- Record set -
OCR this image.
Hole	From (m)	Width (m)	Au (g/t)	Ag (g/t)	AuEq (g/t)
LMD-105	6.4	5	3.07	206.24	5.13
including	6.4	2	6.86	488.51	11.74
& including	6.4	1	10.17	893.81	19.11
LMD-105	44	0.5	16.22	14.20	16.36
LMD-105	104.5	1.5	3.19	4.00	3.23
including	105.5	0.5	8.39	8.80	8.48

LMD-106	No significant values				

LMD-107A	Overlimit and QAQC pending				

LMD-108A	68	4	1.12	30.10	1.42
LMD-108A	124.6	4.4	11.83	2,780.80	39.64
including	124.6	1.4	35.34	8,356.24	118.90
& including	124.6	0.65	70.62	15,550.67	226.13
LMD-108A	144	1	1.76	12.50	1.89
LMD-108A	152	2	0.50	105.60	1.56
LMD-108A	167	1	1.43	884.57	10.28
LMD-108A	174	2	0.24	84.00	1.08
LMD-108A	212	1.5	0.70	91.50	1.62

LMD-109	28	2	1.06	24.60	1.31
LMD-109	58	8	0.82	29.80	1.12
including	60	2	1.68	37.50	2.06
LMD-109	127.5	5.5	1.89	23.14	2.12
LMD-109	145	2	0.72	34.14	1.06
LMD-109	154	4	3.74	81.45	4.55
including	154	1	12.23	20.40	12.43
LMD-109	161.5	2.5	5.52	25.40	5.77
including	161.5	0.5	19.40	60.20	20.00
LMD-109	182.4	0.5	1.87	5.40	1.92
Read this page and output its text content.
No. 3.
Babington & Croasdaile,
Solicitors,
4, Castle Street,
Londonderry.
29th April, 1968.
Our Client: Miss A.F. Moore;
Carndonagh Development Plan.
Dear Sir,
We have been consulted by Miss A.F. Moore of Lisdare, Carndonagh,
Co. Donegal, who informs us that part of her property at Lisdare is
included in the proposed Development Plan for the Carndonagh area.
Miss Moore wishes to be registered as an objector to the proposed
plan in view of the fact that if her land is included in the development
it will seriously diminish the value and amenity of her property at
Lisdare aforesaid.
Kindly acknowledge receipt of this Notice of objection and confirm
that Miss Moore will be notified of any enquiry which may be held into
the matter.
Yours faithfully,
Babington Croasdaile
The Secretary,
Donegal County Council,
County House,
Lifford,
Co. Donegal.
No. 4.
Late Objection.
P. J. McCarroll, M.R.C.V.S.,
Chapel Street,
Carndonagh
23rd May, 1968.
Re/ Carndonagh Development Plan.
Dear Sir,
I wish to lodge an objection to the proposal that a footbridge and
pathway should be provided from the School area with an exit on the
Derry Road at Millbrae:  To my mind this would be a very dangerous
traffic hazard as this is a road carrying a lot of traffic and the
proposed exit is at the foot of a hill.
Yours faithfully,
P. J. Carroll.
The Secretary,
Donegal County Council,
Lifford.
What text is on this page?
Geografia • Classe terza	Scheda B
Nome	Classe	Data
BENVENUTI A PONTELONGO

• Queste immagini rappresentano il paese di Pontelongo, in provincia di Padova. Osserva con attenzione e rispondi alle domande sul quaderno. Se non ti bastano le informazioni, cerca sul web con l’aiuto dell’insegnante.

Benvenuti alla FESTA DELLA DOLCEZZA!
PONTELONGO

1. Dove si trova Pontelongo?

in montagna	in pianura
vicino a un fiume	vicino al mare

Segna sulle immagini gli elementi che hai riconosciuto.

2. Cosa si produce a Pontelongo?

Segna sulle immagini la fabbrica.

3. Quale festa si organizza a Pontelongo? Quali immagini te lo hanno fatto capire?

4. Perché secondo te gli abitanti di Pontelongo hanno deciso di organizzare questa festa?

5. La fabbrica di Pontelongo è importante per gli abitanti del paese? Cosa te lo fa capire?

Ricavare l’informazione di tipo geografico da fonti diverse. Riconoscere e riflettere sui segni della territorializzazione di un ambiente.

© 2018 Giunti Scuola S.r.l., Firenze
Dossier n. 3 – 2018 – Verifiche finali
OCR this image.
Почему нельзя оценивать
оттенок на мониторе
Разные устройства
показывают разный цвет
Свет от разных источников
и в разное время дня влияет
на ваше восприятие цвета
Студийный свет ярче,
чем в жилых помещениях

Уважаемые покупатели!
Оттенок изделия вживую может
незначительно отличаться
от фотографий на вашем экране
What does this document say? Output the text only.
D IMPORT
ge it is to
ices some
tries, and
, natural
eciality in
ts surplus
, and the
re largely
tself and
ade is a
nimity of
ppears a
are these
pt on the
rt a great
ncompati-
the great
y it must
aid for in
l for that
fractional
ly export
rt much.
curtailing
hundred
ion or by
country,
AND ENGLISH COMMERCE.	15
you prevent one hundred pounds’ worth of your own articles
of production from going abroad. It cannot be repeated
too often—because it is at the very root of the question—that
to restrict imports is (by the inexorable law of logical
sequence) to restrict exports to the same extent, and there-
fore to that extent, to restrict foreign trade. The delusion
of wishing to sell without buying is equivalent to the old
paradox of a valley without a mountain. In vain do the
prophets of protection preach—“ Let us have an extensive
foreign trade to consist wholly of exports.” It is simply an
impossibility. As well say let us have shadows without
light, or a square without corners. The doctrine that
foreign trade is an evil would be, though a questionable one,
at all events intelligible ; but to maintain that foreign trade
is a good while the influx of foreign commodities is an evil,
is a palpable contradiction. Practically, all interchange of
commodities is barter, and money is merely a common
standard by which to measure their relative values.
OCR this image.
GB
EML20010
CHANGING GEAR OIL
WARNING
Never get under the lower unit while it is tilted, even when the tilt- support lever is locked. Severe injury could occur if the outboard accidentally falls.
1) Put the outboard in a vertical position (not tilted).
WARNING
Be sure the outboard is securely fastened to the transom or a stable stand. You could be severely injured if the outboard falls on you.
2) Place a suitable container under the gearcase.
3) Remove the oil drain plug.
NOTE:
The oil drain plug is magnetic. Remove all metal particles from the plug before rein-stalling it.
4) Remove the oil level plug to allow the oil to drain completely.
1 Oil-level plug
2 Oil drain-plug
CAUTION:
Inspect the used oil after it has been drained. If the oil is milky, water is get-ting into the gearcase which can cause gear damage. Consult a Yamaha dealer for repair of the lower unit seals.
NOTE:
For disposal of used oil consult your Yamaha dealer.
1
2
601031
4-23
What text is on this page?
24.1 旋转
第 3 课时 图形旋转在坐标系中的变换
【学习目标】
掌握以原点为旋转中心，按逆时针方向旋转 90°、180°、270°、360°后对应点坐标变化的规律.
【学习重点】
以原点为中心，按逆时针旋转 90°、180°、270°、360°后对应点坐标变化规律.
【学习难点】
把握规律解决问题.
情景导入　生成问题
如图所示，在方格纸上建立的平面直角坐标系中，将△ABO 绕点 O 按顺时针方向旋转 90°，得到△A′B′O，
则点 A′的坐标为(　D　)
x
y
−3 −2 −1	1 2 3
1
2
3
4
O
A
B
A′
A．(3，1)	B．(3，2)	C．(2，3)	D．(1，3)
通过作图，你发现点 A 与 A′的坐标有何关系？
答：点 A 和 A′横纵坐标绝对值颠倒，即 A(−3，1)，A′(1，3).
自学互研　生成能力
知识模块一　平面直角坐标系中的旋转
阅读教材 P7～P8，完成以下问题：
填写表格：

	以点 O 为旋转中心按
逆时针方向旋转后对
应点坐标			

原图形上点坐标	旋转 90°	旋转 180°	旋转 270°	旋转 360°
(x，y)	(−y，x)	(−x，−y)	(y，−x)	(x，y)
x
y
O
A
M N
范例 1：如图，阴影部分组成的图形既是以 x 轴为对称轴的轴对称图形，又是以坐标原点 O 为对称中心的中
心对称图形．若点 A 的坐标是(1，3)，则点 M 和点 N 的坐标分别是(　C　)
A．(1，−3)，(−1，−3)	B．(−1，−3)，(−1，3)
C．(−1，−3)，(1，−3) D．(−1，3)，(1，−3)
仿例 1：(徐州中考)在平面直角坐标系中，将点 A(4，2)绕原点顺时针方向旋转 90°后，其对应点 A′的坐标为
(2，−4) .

- Given problem -
Pick out the lines above that hold the string "Moore" and show them.

- Response to the exercise -
Our Client: Miss A.F. Moore;
We have been consulted by Miss A.F. Moore of Lisdare, Carndonagh,
Miss Moore wishes to be registered as an objector to the proposed
that Miss Moore will be notified of any enquiry which may be held into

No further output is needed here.